**WORK TO DO**
Keep only the lines of the data below that contain "values", and copy them.

**DATASET EXCERPTS**
--- start ---

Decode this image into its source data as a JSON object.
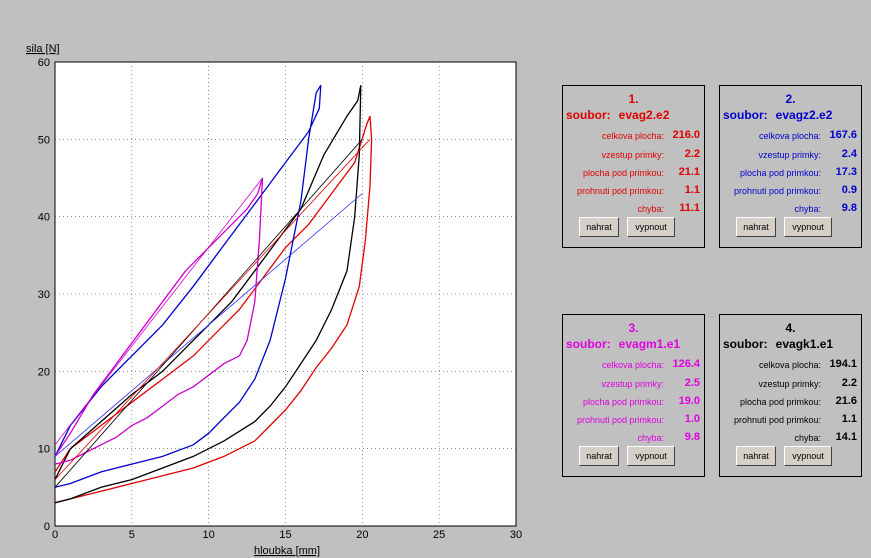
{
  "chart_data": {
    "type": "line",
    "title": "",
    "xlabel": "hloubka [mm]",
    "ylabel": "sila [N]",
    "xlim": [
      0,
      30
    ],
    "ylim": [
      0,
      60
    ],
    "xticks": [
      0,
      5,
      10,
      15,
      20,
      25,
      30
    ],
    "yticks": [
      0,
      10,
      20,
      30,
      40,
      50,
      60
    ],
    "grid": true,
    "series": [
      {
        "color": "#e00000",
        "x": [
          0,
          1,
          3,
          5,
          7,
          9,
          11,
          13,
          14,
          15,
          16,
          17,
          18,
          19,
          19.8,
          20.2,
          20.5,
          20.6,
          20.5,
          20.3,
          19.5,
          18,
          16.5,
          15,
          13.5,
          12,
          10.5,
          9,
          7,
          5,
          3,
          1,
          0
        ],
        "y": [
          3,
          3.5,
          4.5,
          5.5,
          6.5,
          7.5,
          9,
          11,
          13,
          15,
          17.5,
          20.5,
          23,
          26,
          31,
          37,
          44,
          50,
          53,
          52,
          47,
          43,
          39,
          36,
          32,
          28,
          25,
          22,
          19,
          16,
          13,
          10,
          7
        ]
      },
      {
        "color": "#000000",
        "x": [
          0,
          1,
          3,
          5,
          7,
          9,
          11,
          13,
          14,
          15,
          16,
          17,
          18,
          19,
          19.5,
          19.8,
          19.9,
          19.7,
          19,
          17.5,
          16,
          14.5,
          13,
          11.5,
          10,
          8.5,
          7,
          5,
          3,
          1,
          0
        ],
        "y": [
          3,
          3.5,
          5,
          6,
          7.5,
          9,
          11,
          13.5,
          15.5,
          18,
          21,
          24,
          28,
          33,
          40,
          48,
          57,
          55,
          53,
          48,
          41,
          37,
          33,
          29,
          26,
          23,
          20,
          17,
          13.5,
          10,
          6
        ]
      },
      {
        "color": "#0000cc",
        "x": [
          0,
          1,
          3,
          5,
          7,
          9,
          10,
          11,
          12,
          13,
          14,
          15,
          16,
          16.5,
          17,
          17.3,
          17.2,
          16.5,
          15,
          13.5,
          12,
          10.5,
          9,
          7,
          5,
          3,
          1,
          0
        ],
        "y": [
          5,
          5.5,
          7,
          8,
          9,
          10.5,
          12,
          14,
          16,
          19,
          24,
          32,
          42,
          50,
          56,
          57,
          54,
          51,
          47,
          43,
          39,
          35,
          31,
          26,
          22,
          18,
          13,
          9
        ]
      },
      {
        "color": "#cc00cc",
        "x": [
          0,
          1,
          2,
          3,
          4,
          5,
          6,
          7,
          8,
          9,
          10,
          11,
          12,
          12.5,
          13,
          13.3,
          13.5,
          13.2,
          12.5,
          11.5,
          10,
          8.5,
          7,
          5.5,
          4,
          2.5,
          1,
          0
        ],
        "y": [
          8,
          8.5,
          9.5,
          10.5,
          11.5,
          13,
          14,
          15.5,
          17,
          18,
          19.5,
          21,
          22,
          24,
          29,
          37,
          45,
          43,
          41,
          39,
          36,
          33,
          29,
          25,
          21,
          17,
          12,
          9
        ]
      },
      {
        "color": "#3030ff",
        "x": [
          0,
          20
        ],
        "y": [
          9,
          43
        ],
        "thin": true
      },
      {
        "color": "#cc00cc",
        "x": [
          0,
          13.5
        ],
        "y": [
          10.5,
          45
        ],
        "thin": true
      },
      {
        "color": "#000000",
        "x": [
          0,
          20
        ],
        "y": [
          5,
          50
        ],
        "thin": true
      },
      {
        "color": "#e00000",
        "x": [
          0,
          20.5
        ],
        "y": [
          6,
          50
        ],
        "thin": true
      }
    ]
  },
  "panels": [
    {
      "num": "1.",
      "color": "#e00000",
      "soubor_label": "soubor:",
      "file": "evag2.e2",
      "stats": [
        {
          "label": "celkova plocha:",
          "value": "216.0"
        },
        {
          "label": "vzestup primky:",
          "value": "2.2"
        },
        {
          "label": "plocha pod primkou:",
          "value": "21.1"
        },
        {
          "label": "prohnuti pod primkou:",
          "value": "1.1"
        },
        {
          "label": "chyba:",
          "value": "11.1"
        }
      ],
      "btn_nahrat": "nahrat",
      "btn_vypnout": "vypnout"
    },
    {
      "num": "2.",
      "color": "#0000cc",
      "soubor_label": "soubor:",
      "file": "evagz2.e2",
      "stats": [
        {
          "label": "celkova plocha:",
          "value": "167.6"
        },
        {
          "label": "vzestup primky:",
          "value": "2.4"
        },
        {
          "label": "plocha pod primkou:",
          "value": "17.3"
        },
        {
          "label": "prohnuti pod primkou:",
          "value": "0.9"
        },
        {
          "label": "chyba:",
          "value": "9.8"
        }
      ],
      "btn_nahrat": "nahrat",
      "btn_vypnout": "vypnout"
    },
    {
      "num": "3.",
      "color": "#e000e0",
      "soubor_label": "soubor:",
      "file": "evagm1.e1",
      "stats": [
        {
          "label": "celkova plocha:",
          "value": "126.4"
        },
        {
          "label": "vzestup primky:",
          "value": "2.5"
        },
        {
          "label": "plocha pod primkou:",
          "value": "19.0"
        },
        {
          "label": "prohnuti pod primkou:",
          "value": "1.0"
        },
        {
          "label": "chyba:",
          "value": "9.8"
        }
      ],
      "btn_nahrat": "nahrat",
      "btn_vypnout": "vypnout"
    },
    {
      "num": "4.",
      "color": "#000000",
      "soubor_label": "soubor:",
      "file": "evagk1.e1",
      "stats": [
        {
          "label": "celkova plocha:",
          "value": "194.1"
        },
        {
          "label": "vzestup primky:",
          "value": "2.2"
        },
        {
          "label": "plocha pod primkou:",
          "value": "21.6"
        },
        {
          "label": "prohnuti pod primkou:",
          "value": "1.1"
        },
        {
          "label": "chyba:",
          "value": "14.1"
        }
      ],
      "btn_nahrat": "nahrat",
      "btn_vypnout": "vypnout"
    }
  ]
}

--- end ---
--- start ---

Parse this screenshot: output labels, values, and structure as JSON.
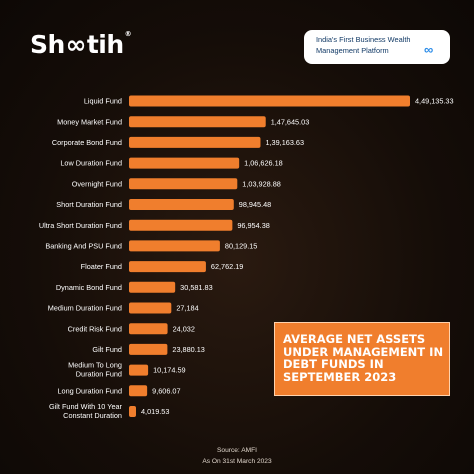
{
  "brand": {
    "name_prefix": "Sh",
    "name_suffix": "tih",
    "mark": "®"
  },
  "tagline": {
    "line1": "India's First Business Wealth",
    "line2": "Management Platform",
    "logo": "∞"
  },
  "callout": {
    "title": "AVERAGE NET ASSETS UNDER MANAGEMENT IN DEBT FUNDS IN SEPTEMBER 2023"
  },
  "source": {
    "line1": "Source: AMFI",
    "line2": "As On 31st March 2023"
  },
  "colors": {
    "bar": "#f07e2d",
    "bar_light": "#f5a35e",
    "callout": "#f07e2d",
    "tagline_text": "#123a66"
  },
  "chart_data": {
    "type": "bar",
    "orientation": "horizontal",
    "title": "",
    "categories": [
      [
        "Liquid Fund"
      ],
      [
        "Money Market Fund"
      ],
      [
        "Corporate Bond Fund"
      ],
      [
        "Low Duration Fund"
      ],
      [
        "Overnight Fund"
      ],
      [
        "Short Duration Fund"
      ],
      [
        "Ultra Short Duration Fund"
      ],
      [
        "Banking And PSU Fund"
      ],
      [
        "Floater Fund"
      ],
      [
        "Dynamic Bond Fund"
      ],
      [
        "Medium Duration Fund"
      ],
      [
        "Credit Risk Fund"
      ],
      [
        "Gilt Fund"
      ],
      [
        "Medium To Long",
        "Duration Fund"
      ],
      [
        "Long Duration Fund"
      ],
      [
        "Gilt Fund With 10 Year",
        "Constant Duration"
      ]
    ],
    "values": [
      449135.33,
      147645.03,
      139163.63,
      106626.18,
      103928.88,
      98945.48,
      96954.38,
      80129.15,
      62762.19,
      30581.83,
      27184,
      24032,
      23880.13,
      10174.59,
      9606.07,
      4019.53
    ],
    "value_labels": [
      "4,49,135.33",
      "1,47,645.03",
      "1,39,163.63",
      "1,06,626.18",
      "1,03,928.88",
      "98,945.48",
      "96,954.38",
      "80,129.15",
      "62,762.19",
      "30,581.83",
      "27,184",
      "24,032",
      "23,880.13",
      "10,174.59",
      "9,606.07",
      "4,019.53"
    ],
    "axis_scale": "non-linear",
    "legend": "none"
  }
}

--- end ---

**OUTPUT FOR THIS TASK**
Parse this screenshot: output labels, values, and structure as JSON.
    "values": [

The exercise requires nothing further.